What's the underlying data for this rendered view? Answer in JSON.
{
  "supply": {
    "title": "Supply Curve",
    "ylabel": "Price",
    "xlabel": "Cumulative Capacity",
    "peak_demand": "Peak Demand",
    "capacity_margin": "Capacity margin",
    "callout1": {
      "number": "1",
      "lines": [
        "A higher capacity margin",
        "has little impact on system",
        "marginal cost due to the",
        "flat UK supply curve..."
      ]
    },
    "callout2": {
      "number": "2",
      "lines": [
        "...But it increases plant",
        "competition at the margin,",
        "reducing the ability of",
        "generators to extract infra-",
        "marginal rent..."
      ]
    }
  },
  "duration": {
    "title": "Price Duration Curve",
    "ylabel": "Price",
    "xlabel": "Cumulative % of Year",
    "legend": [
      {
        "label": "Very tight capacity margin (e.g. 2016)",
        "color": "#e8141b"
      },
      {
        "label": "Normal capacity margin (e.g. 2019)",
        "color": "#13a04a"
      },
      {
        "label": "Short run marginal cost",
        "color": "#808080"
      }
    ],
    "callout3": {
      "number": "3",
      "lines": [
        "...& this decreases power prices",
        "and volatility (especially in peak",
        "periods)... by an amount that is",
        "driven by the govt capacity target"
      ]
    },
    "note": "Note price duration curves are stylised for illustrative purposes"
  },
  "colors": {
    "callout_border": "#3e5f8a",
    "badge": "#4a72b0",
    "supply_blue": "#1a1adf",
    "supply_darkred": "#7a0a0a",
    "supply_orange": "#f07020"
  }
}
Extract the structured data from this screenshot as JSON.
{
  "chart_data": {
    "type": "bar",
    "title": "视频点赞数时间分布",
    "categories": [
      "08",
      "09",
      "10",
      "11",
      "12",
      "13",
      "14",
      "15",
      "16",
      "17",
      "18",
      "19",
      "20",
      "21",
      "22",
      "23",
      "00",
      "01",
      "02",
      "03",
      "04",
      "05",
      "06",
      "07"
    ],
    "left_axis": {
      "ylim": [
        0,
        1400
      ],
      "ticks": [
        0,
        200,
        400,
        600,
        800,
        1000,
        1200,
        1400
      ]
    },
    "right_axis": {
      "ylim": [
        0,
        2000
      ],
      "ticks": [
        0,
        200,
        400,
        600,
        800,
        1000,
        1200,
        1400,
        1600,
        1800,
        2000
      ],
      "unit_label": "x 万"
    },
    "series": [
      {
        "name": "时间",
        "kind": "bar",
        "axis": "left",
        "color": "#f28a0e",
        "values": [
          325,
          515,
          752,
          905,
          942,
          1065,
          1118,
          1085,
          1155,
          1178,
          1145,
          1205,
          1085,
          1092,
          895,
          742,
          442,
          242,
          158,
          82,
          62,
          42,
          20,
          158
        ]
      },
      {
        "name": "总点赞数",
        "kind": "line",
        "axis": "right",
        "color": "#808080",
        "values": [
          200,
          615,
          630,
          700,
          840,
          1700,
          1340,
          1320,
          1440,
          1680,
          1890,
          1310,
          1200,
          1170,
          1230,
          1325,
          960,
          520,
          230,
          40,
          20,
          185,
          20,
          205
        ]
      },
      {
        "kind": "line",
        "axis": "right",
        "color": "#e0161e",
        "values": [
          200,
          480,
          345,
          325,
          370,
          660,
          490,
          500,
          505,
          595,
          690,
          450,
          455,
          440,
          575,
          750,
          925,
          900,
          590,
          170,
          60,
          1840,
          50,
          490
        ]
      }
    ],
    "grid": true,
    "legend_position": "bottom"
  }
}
------------------------------
Reproduce each entry from the records above, character for character.

Correct response
What's the underlying data for this rendered view? Answer in JSON.
{
  "supply": {
    "title": "Supply Curve",
    "ylabel": "Price",
    "xlabel": "Cumulative Capacity",
    "peak_demand": "Peak Demand",
    "capacity_margin": "Capacity margin",
    "callout1": {
      "number": "1",
      "lines": [
        "A higher capacity margin",
        "has little impact on system",
        "marginal cost due to the",
        "flat UK supply curve..."
      ]
    },
    "callout2": {
      "number": "2",
      "lines": [
        "...But it increases plant",
        "competition at the margin,",
        "reducing the ability of",
        "generators to extract infra-",
        "marginal rent..."
      ]
    }
  },
  "duration": {
    "title": "Price Duration Curve",
    "ylabel": "Price",
    "xlabel": "Cumulative % of Year",
    "legend": [
      {
        "label": "Very tight capacity margin (e.g. 2016)",
        "color": "#e8141b"
      },
      {
        "label": "Normal capacity margin (e.g. 2019)",
        "color": "#13a04a"
      },
      {
        "label": "Short run marginal cost",
        "color": "#808080"
      }
    ],
    "callout3": {
      "number": "3",
      "lines": [
        "...& this decreases power prices",
        "and volatility (especially in peak",
        "periods)... by an amount that is",
        "driven by the govt capacity target"
      ]
    },
    "note": "Note price duration curves are stylised for illustrative purposes"
  },
  "colors": {
    "callout_border": "#3e5f8a",
    "badge": "#4a72b0",
    "supply_blue": "#1a1adf",
    "supply_darkred": "#7a0a0a",
    "supply_orange": "#f07020"
  }
}
Extract the structured data from this screenshot as JSON.
{
  "chart_data": {
    "type": "bar",
    "title": "视频点赞数时间分布",
    "categories": [
      "08",
      "09",
      "10",
      "11",
      "12",
      "13",
      "14",
      "15",
      "16",
      "17",
      "18",
      "19",
      "20",
      "21",
      "22",
      "23",
      "00",
      "01",
      "02",
      "03",
      "04",
      "05",
      "06",
      "07"
    ],
    "left_axis": {
      "ylim": [
        0,
        1400
      ],
      "ticks": [
        0,
        200,
        400,
        600,
        800,
        1000,
        1200,
        1400
      ]
    },
    "right_axis": {
      "ylim": [
        0,
        2000
      ],
      "ticks": [
        0,
        200,
        400,
        600,
        800,
        1000,
        1200,
        1400,
        1600,
        1800,
        2000
      ],
      "unit_label": "x 万"
    },
    "series": [
      {
        "name": "时间",
        "kind": "bar",
        "axis": "left",
        "color": "#f28a0e",
        "values": [
          325,
          515,
          752,
          905,
          942,
          1065,
          1118,
          1085,
          1155,
          1178,
          1145,
          1205,
          1085,
          1092,
          895,
          742,
          442,
          242,
          158,
          82,
          62,
          42,
          20,
          158
        ]
      },
      {
        "name": "总点赞数",
        "kind": "line",
        "axis": "right",
        "color": "#808080",
        "values": [
          200,
          615,
          630,
          700,
          840,
          1700,
          1340,
          1320,
          1440,
          1680,
          1890,
          1310,
          1200,
          1170,
          1230,
          1325,
          960,
          520,
          230,
          40,
          20,
          185,
          20,
          205
        ]
      },
      {
        "kind": "line",
        "axis": "right",
        "color": "#e0161e",
        "values": [
          200,
          480,
          345,
          325,
          370,
          660,
          490,
          500,
          505,
          595,
          690,
          450,
          455,
          440,
          575,
          750,
          925,
          900,
          590,
          170,
          60,
          1840,
          50,
          490
        ]
      }
    ],
    "grid": true,
    "legend_position": "bottom"
  }
}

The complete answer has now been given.